WRITTEN PROBLEM ▸
Retype the whole listing verbatim and keep the pictures out of it.

[Stored dataset items]
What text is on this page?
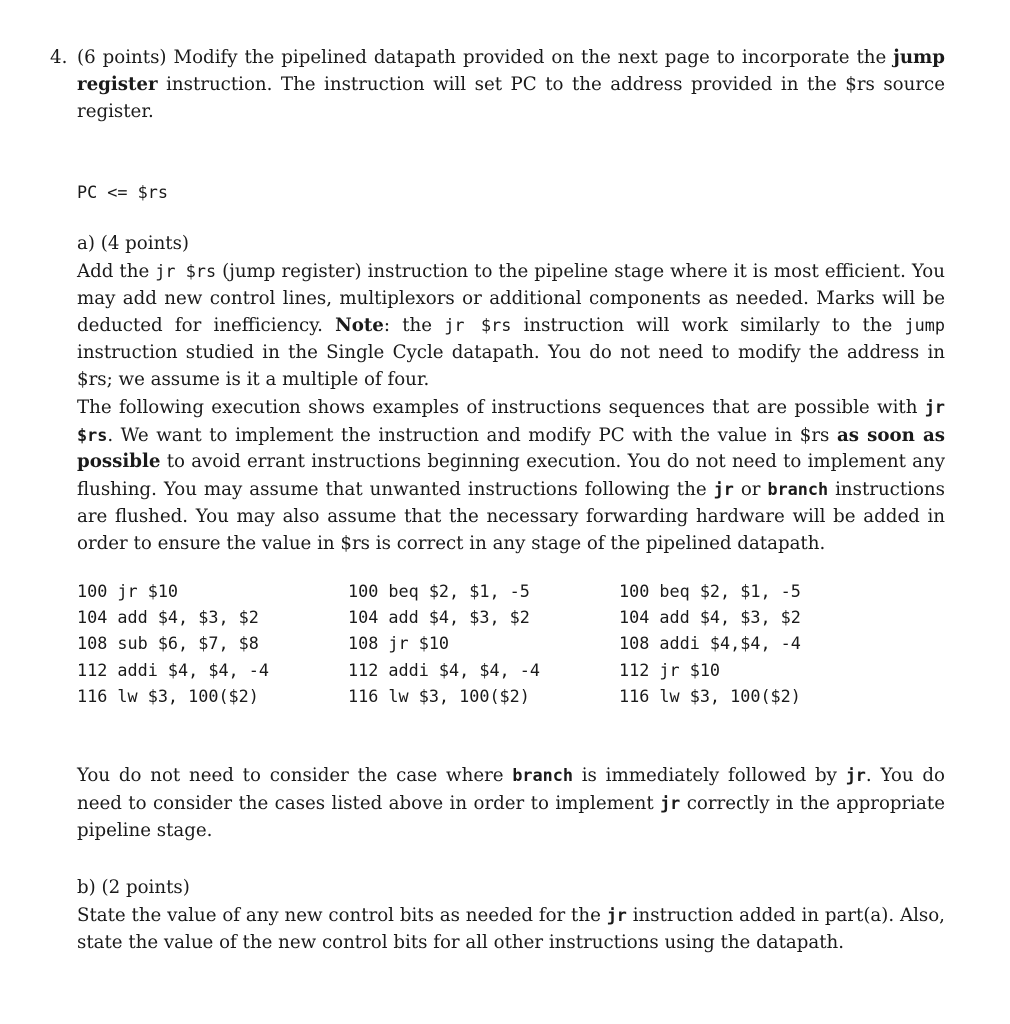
4. (6 points) Modify the pipelined datapath provided on the next page to incorporate the jump register instruction. The instruction will set PC to the address provided in the $rs source register.
PC <= $rs

a) (4 points)

Add the jr $rs (jump register) instruction to the pipeline stage where it is most efficient. You may add new control lines, multiplexors or additional components as needed. Marks will be deducted for inefficiency. Note: the jr $rs instruction will work similarly to the jump instruction studied in the Single Cycle datapath. You do not need to modify the address in $rs; we assume is it a multiple of four.

The following execution shows examples of instructions sequences that are possible with jr $rs. We want to implement the instruction and modify PC with the value in $rs as soon as possible to avoid errant instructions beginning execution. You do not need to implement any flushing. You may assume that unwanted instructions following the jr or branch instructions are flushed. You may also assume that the necessary forwarding hardware will be added in order to ensure the value in $rs is correct in any stage of the pipelined datapath.

100 jr $10
104 add $4, $3, $2
108 sub $6, $7, $8
112 addi $4, $4, -4
116 lw $3, 100($2)
100 beq $2, $1, -5
104 add $4, $3, $2
108 jr $10
112 addi $4, $4, -4
116 lw $3, 100($2)
100 beq $2, $1, -5
104 add $4, $3, $2
108 addi $4,$4, -4
112 jr $10
116 lw $3, 100($2)
You do not need to consider the case where branch is immediately followed by jr. You do need to consider the cases listed above in order to implement jr correctly in the appropriate pipeline stage.

b) (2 points)

State the value of any new control bits as needed for the jr instruction added in part(a). Also, state the value of the new control bits for all other instructions using the datapath.
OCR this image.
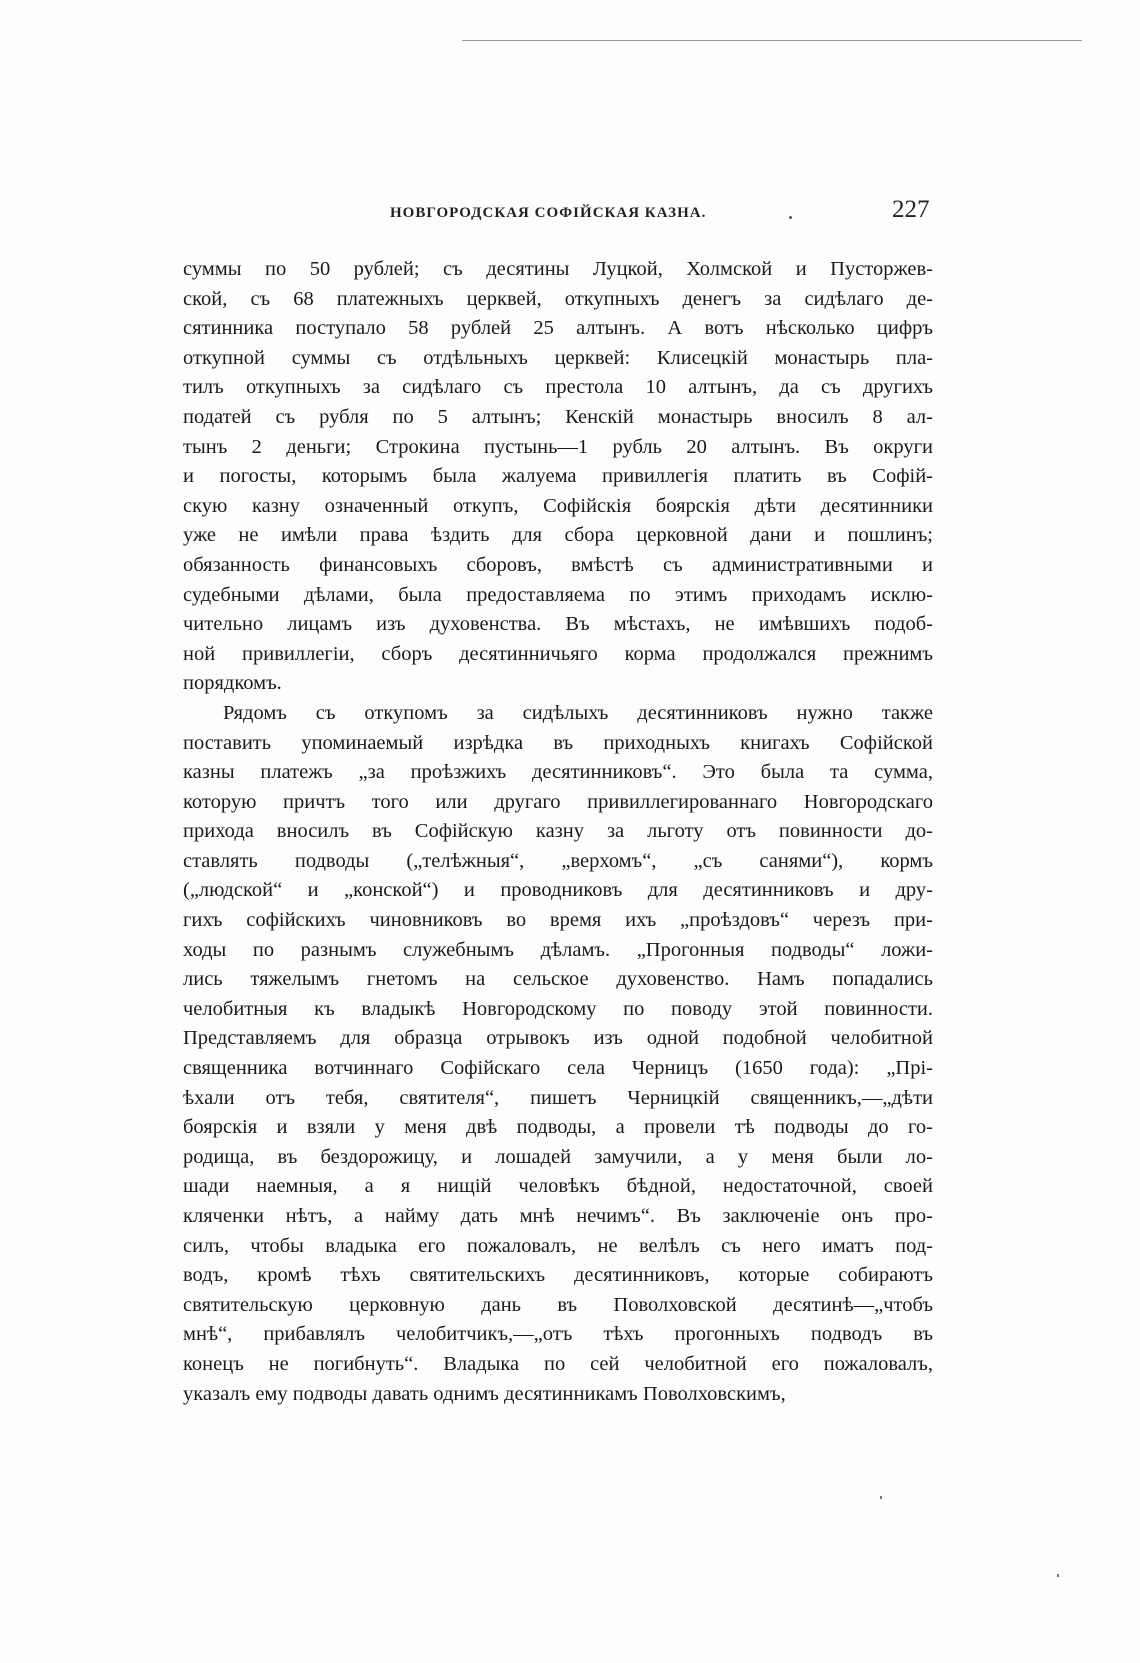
НОВГОРОДСКАЯ СОФІЙСКАЯ КАЗНА.	227
суммы по 50 рублей; съ десятины Луцкой, Холмской и Пусторжев-
ской, съ 68 платежныхъ церквей, откупныхъ денегъ за сидѣлаго де-
сятинника поступало 58 рублей 25 алтынъ. А вотъ нѣсколько цифръ
откупной суммы съ отдѣльныхъ церквей: Клисецкій монастырь пла-
тилъ откупныхъ за сидѣлаго съ престола 10 алтынъ, да съ другихъ
податей съ рубля по 5 алтынъ; Кенскій монастырь вносилъ 8 ал-
тынъ 2 деньги; Строкина пустынь—1 рубль 20 алтынъ. Въ округи
и погосты, которымъ была жалуема привиллегія платить въ Софій-
скую казну означенный откупъ, Софійскія боярскія дѣти десятинники
уже не имѣли права ѣздить для сбора церковной дани и пошлинъ;
обязанность финансовыхъ сборовъ, вмѣстѣ съ административными и
судебными дѣлами, была предоставляема по этимъ приходамъ исклю-
чительно лицамъ изъ духовенства. Въ мѣстахъ, не имѣвшихъ подоб-
ной привиллегіи, сборъ десятинничьяго корма продолжался прежнимъ
порядкомъ.
Рядомъ съ откупомъ за сидѣлыхъ десятинниковъ нужно также
поставить упоминаемый изрѣдка въ приходныхъ книгахъ Софійской
казны платежъ „за проѣзжихъ десятинниковъ“. Это была та сумма,
которую причтъ того или другаго привиллегированнаго Новгородскаго
прихода вносилъ въ Софійскую казну за льготу отъ повинности до-
ставлять подводы („телѣжныя“, „верхомъ“, „съ санями“), кормъ
(„людской“ и „конской“) и проводниковъ для десятинниковъ и дру-
гихъ софійскихъ чиновниковъ во время ихъ „проѣздовъ“ черезъ при-
ходы по разнымъ служебнымъ дѣламъ. „Прогонныя подводы“ ложи-
лись тяжелымъ гнетомъ на сельское духовенство. Намъ попадались
челобитныя къ владыкѣ Новгородскому по поводу этой повинности.
Представляемъ для образца отрывокъ изъ одной подобной челобитной
священника вотчиннаго Софійскаго села Черницъ (1650 года): „Прі-
ѣхали отъ тебя, святителя“, пишетъ Черницкій священникъ,—„дѣти
боярскія и взяли у меня двѣ подводы, а провели тѣ подводы до го-
родища, въ бездорожицу, и лошадей замучили, а у меня были ло-
шади наемныя, а я нищій человѣкъ бѣдной, недостаточной, своей
кляченки нѣтъ, а найму дать мнѣ нечимъ“. Въ заключеніе онъ про-
силъ, чтобы владыка его пожаловалъ, не велѣлъ съ него иматъ под-
водъ, кромѣ тѣхъ святительскихъ десятинниковъ, которые собираютъ
святительскую церковную дань въ Поволховской десятинѣ—„чтобъ
мнѣ“, прибавлялъ челобитчикъ,—„отъ тѣхъ прогонныхъ подводъ въ
конецъ не погибнуть“. Владыка по сей челобитной его пожаловалъ,
указалъ ему подводы давать однимъ десятинникамъ Поволховскимъ,
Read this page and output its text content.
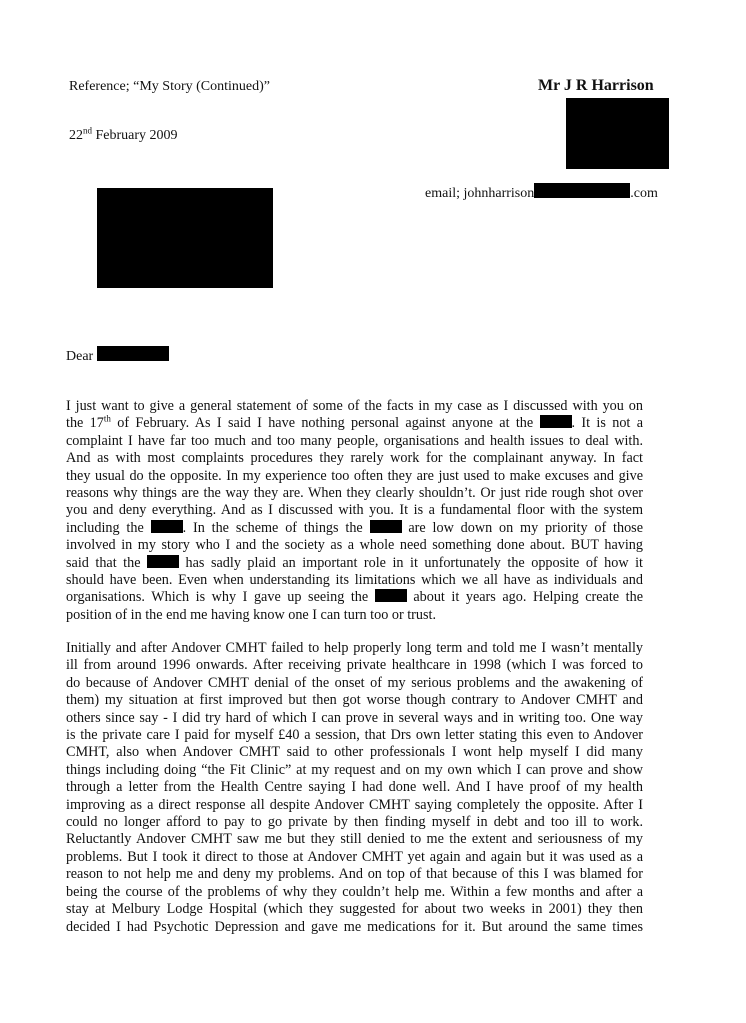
Reference; “My Story (Continued)”	Mr J R Harrison
22nd February 2009
email; johnharrison	.com
Dear
I just want to give a general statement of some of the facts in my case as I discussed with you on
the 17th of February. As I said I have nothing personal against anyone at the . It is not a
complaint I have far too much and too many people, organisations and health issues to deal with.
And as with most complaints procedures they rarely work for the complainant anyway. In fact
they usual do the opposite. In my experience too often they are just used to make excuses and give
reasons why things are the way they are. When they clearly shouldn’t. Or just ride rough shot over
you and deny everything. And as I discussed with you. It is a fundamental floor with the system
including the . In the scheme of things the  are low down on my priority of those
involved in my story who I and the society as a whole need something done about. BUT having
said that the  has sadly plaid an important role in it unfortunately the opposite of how it
should have been. Even when understanding its limitations which we all have as individuals and
organisations. Which is why I gave up seeing the  about it years ago. Helping create the
position of in the end me having know one I can turn too or trust.
Initially and after Andover CMHT failed to help properly long term and told me I wasn’t mentally
ill from around 1996 onwards. After receiving private healthcare in 1998 (which I was forced to
do because of Andover CMHT denial of the onset of my serious problems and the awakening of
them) my situation at first improved but then got worse though contrary to Andover CMHT and
others since say - I did try hard of which I can prove in several ways and in writing too. One way
is the private care I paid for myself £40 a session, that Drs own letter stating this even to Andover
CMHT, also when Andover CMHT said to other professionals I wont help myself I did many
things including doing “the Fit Clinic” at my request and on my own which I can prove and show
through a letter from the Health Centre saying I had done well. And I have proof of my health
improving as a direct response all despite Andover CMHT saying completely the opposite. After I
could no longer afford to pay to go private by then finding myself in debt and too ill to work.
Reluctantly Andover CMHT saw me but they still denied to me the extent and seriousness of my
problems. But I took it direct to those at Andover CMHT yet again and again but it was used as a
reason to not help me and deny my problems. And on top of that because of this I was blamed for
being the course of the problems of why they couldn’t help me. Within a few months and after a
stay at Melbury Lodge Hospital (which they suggested for about two weeks in 2001) they then
decided I had Psychotic Depression and gave me medications for it. But around the same times
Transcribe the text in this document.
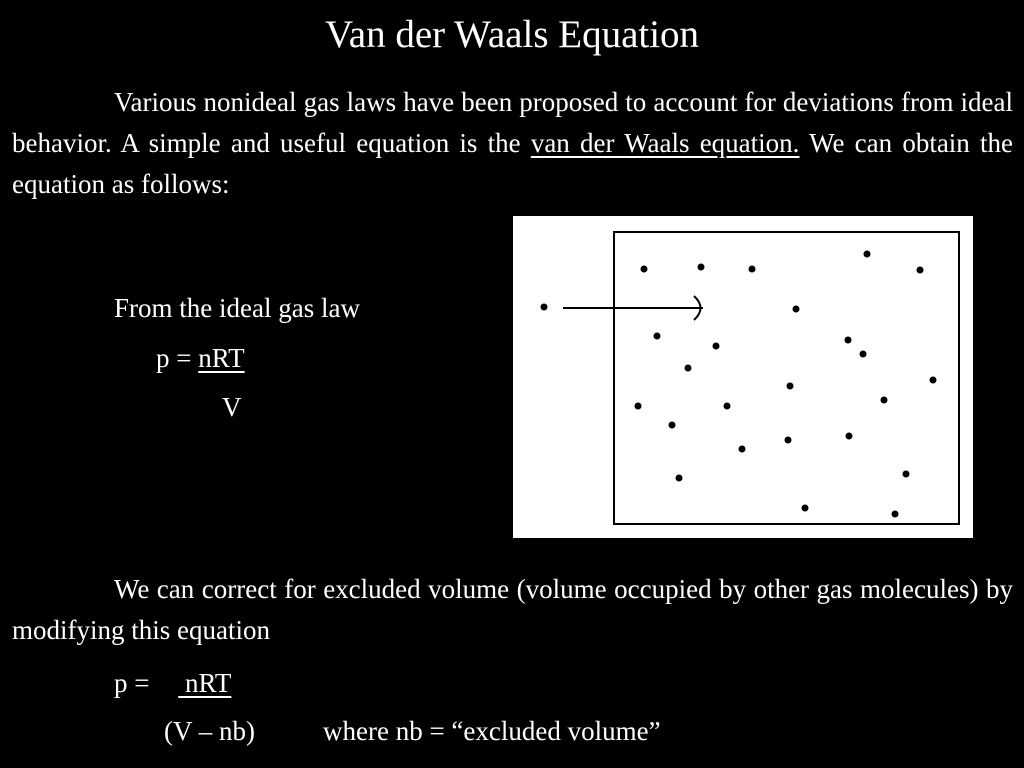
Van der Waals Equation
Various nonideal gas laws have been proposed to account for deviations from ideal behavior. A simple and useful equation is the van der Waals equation. We can obtain the equation as follows:
From the ideal gas law
p = nRT
V
We can correct for excluded volume (volume occupied by other gas molecules) by modifying this equation
p =  nRT
(V – nb)	where nb = “excluded volume”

TASK RESULT ▸
What text is on this page?
4. (6 points) Modify the pipelined datapath provided on the next page to incorporate the jump register instruction. The instruction will set PC to the address provided in the $rs source register.
PC <= $rs

a) (4 points)

Add the jr $rs (jump register) instruction to the pipeline stage where it is most efficient. You may add new control lines, multiplexors or additional components as needed. Marks will be deducted for inefficiency. Note: the jr $rs instruction will work similarly to the jump instruction studied in the Single Cycle datapath. You do not need to modify the address in $rs; we assume is it a multiple of four.

The following execution shows examples of instructions sequences that are possible with jr $rs. We want to implement the instruction and modify PC with the value in $rs as soon as possible to avoid errant instructions beginning execution. You do not need to implement any flushing. You may assume that unwanted instructions following the jr or branch instructions are flushed. You may also assume that the necessary forwarding hardware will be added in order to ensure the value in $rs is correct in any stage of the pipelined datapath.

100 jr $10
104 add $4, $3, $2
108 sub $6, $7, $8
112 addi $4, $4, -4
116 lw $3, 100($2)
100 beq $2, $1, -5
104 add $4, $3, $2
108 jr $10
112 addi $4, $4, -4
116 lw $3, 100($2)
100 beq $2, $1, -5
104 add $4, $3, $2
108 addi $4,$4, -4
112 jr $10
116 lw $3, 100($2)
You do not need to consider the case where branch is immediately followed by jr. You do need to consider the cases listed above in order to implement jr correctly in the appropriate pipeline stage.

b) (2 points)

State the value of any new control bits as needed for the jr instruction added in part(a). Also, state the value of the new control bits for all other instructions using the datapath.
OCR this image.
НОВГОРОДСКАЯ СОФІЙСКАЯ КАЗНА.	227
суммы по 50 рублей; съ десятины Луцкой, Холмской и Пусторжев-
ской, съ 68 платежныхъ церквей, откупныхъ денегъ за сидѣлаго де-
сятинника поступало 58 рублей 25 алтынъ. А вотъ нѣсколько цифръ
откупной суммы съ отдѣльныхъ церквей: Клисецкій монастырь пла-
тилъ откупныхъ за сидѣлаго съ престола 10 алтынъ, да съ другихъ
податей съ рубля по 5 алтынъ; Кенскій монастырь вносилъ 8 ал-
тынъ 2 деньги; Строкина пустынь—1 рубль 20 алтынъ. Въ округи
и погосты, которымъ была жалуема привиллегія платить въ Софій-
скую казну означенный откупъ, Софійскія боярскія дѣти десятинники
уже не имѣли права ѣздить для сбора церковной дани и пошлинъ;
обязанность финансовыхъ сборовъ, вмѣстѣ съ административными и
судебными дѣлами, была предоставляема по этимъ приходамъ исклю-
чительно лицамъ изъ духовенства. Въ мѣстахъ, не имѣвшихъ подоб-
ной привиллегіи, сборъ десятинничьяго корма продолжался прежнимъ
порядкомъ.
Рядомъ съ откупомъ за сидѣлыхъ десятинниковъ нужно также
поставить упоминаемый изрѣдка въ приходныхъ книгахъ Софійской
казны платежъ „за проѣзжихъ десятинниковъ“. Это была та сумма,
которую причтъ того или другаго привиллегированнаго Новгородскаго
прихода вносилъ въ Софійскую казну за льготу отъ повинности до-
ставлять подводы („телѣжныя“, „верхомъ“, „съ санями“), кормъ
(„людской“ и „конской“) и проводниковъ для десятинниковъ и дру-
гихъ софійскихъ чиновниковъ во время ихъ „проѣздовъ“ черезъ при-
ходы по разнымъ служебнымъ дѣламъ. „Прогонныя подводы“ ложи-
лись тяжелымъ гнетомъ на сельское духовенство. Намъ попадались
челобитныя къ владыкѣ Новгородскому по поводу этой повинности.
Представляемъ для образца отрывокъ изъ одной подобной челобитной
священника вотчиннаго Софійскаго села Черницъ (1650 года): „Прі-
ѣхали отъ тебя, святителя“, пишетъ Черницкій священникъ,—„дѣти
боярскія и взяли у меня двѣ подводы, а провели тѣ подводы до го-
родища, въ бездорожицу, и лошадей замучили, а у меня были ло-
шади наемныя, а я нищій человѣкъ бѣдной, недостаточной, своей
кляченки нѣтъ, а найму дать мнѣ нечимъ“. Въ заключеніе онъ про-
силъ, чтобы владыка его пожаловалъ, не велѣлъ съ него иматъ под-
водъ, кромѣ тѣхъ святительскихъ десятинниковъ, которые собираютъ
святительскую церковную дань въ Поволховской десятинѣ—„чтобъ
мнѣ“, прибавлялъ челобитчикъ,—„отъ тѣхъ прогонныхъ подводъ въ
конецъ не погибнуть“. Владыка по сей челобитной его пожаловалъ,
указалъ ему подводы давать однимъ десятинникамъ Поволховскимъ,
Read this page and output its text content.
Reference; “My Story (Continued)”	Mr J R Harrison
22nd February 2009
email; johnharrison	.com
Dear
I just want to give a general statement of some of the facts in my case as I discussed with you on
the 17th of February. As I said I have nothing personal against anyone at the . It is not a
complaint I have far too much and too many people, organisations and health issues to deal with.
And as with most complaints procedures they rarely work for the complainant anyway. In fact
they usual do the opposite. In my experience too often they are just used to make excuses and give
reasons why things are the way they are. When they clearly shouldn’t. Or just ride rough shot over
you and deny everything. And as I discussed with you. It is a fundamental floor with the system
including the . In the scheme of things the  are low down on my priority of those
involved in my story who I and the society as a whole need something done about. BUT having
said that the  has sadly plaid an important role in it unfortunately the opposite of how it
should have been. Even when understanding its limitations which we all have as individuals and
organisations. Which is why I gave up seeing the  about it years ago. Helping create the
position of in the end me having know one I can turn too or trust.
Initially and after Andover CMHT failed to help properly long term and told me I wasn’t mentally
ill from around 1996 onwards. After receiving private healthcare in 1998 (which I was forced to
do because of Andover CMHT denial of the onset of my serious problems and the awakening of
them) my situation at first improved but then got worse though contrary to Andover CMHT and
others since say - I did try hard of which I can prove in several ways and in writing too. One way
is the private care I paid for myself £40 a session, that Drs own letter stating this even to Andover
CMHT, also when Andover CMHT said to other professionals I wont help myself I did many
things including doing “the Fit Clinic” at my request and on my own which I can prove and show
through a letter from the Health Centre saying I had done well. And I have proof of my health
improving as a direct response all despite Andover CMHT saying completely the opposite. After I
could no longer afford to pay to go private by then finding myself in debt and too ill to work.
Reluctantly Andover CMHT saw me but they still denied to me the extent and seriousness of my
problems. But I took it direct to those at Andover CMHT yet again and again but it was used as a
reason to not help me and deny my problems. And on top of that because of this I was blamed for
being the course of the problems of why they couldn’t help me. Within a few months and after a
stay at Melbury Lodge Hospital (which they suggested for about two weeks in 2001) they then
decided I had Psychotic Depression and gave me medications for it. But around the same times
Transcribe the text in this document.
Van der Waals Equation
Various nonideal gas laws have been proposed to account for deviations from ideal behavior. A simple and useful equation is the van der Waals equation. We can obtain the equation as follows:
From the ideal gas law
p = nRT
V
We can correct for excluded volume (volume occupied by other gas molecules) by modifying this equation
p =  nRT
(V – nb)	where nb = “excluded volume”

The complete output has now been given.